> **Exercise brief**
Leave out the pictures and repeat everything else in the records exactly.

> **Stored data**
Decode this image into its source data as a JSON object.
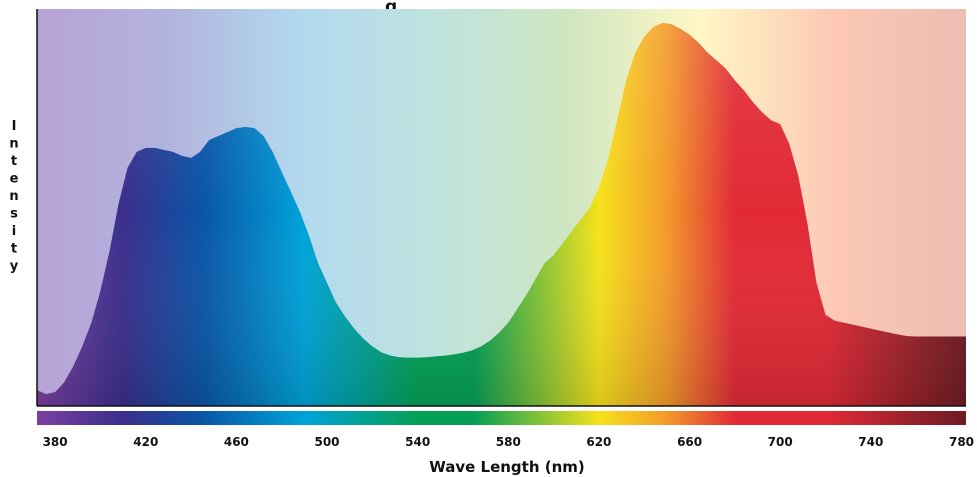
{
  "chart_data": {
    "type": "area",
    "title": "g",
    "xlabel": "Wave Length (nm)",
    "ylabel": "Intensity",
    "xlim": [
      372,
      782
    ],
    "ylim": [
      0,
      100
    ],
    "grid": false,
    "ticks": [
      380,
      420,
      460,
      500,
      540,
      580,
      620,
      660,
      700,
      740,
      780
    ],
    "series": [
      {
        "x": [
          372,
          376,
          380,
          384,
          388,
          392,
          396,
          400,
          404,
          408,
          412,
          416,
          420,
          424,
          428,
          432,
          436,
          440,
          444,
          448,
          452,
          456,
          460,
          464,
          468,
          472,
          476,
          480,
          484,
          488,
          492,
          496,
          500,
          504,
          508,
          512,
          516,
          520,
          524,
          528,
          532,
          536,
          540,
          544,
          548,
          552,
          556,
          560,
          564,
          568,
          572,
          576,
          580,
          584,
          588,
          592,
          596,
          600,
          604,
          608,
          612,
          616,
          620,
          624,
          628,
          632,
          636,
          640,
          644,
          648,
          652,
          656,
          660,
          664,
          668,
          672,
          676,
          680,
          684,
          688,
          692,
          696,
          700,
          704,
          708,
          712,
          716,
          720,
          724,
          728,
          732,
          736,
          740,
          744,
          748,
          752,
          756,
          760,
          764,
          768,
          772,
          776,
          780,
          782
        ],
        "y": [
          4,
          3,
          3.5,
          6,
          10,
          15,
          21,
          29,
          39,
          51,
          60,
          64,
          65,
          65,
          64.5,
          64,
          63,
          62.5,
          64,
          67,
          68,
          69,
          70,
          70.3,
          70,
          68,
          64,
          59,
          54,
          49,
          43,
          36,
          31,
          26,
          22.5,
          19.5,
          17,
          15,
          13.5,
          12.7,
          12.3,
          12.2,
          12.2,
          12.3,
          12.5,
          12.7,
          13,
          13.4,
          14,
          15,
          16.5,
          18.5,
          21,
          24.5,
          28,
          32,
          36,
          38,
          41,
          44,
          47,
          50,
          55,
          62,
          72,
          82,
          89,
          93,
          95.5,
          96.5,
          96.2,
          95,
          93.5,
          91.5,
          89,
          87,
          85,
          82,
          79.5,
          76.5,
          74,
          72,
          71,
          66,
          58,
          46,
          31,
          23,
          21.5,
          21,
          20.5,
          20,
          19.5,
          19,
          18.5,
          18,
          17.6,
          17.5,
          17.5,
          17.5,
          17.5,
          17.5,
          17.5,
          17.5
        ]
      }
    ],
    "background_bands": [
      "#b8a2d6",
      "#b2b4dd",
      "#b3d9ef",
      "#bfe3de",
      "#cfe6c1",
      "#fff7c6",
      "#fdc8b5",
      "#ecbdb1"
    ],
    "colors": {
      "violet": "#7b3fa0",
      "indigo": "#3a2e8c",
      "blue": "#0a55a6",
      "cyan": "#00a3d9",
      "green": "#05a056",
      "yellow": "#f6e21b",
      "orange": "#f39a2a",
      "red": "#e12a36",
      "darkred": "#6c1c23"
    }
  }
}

> **Finished answer**
Decode this image into its source data as a JSON object.
{
  "chart_data": {
    "type": "area",
    "title": "g",
    "xlabel": "Wave Length (nm)",
    "ylabel": "Intensity",
    "xlim": [
      372,
      782
    ],
    "ylim": [
      0,
      100
    ],
    "grid": false,
    "ticks": [
      380,
      420,
      460,
      500,
      540,
      580,
      620,
      660,
      700,
      740,
      780
    ],
    "series": [
      {
        "x": [
          372,
          376,
          380,
          384,
          388,
          392,
          396,
          400,
          404,
          408,
          412,
          416,
          420,
          424,
          428,
          432,
          436,
          440,
          444,
          448,
          452,
          456,
          460,
          464,
          468,
          472,
          476,
          480,
          484,
          488,
          492,
          496,
          500,
          504,
          508,
          512,
          516,
          520,
          524,
          528,
          532,
          536,
          540,
          544,
          548,
          552,
          556,
          560,
          564,
          568,
          572,
          576,
          580,
          584,
          588,
          592,
          596,
          600,
          604,
          608,
          612,
          616,
          620,
          624,
          628,
          632,
          636,
          640,
          644,
          648,
          652,
          656,
          660,
          664,
          668,
          672,
          676,
          680,
          684,
          688,
          692,
          696,
          700,
          704,
          708,
          712,
          716,
          720,
          724,
          728,
          732,
          736,
          740,
          744,
          748,
          752,
          756,
          760,
          764,
          768,
          772,
          776,
          780,
          782
        ],
        "y": [
          4,
          3,
          3.5,
          6,
          10,
          15,
          21,
          29,
          39,
          51,
          60,
          64,
          65,
          65,
          64.5,
          64,
          63,
          62.5,
          64,
          67,
          68,
          69,
          70,
          70.3,
          70,
          68,
          64,
          59,
          54,
          49,
          43,
          36,
          31,
          26,
          22.5,
          19.5,
          17,
          15,
          13.5,
          12.7,
          12.3,
          12.2,
          12.2,
          12.3,
          12.5,
          12.7,
          13,
          13.4,
          14,
          15,
          16.5,
          18.5,
          21,
          24.5,
          28,
          32,
          36,
          38,
          41,
          44,
          47,
          50,
          55,
          62,
          72,
          82,
          89,
          93,
          95.5,
          96.5,
          96.2,
          95,
          93.5,
          91.5,
          89,
          87,
          85,
          82,
          79.5,
          76.5,
          74,
          72,
          71,
          66,
          58,
          46,
          31,
          23,
          21.5,
          21,
          20.5,
          20,
          19.5,
          19,
          18.5,
          18,
          17.6,
          17.5,
          17.5,
          17.5,
          17.5,
          17.5,
          17.5,
          17.5
        ]
      }
    ],
    "background_bands": [
      "#b8a2d6",
      "#b2b4dd",
      "#b3d9ef",
      "#bfe3de",
      "#cfe6c1",
      "#fff7c6",
      "#fdc8b5",
      "#ecbdb1"
    ],
    "colors": {
      "violet": "#7b3fa0",
      "indigo": "#3a2e8c",
      "blue": "#0a55a6",
      "cyan": "#00a3d9",
      "green": "#05a056",
      "yellow": "#f6e21b",
      "orange": "#f39a2a",
      "red": "#e12a36",
      "darkred": "#6c1c23"
    }
  }
}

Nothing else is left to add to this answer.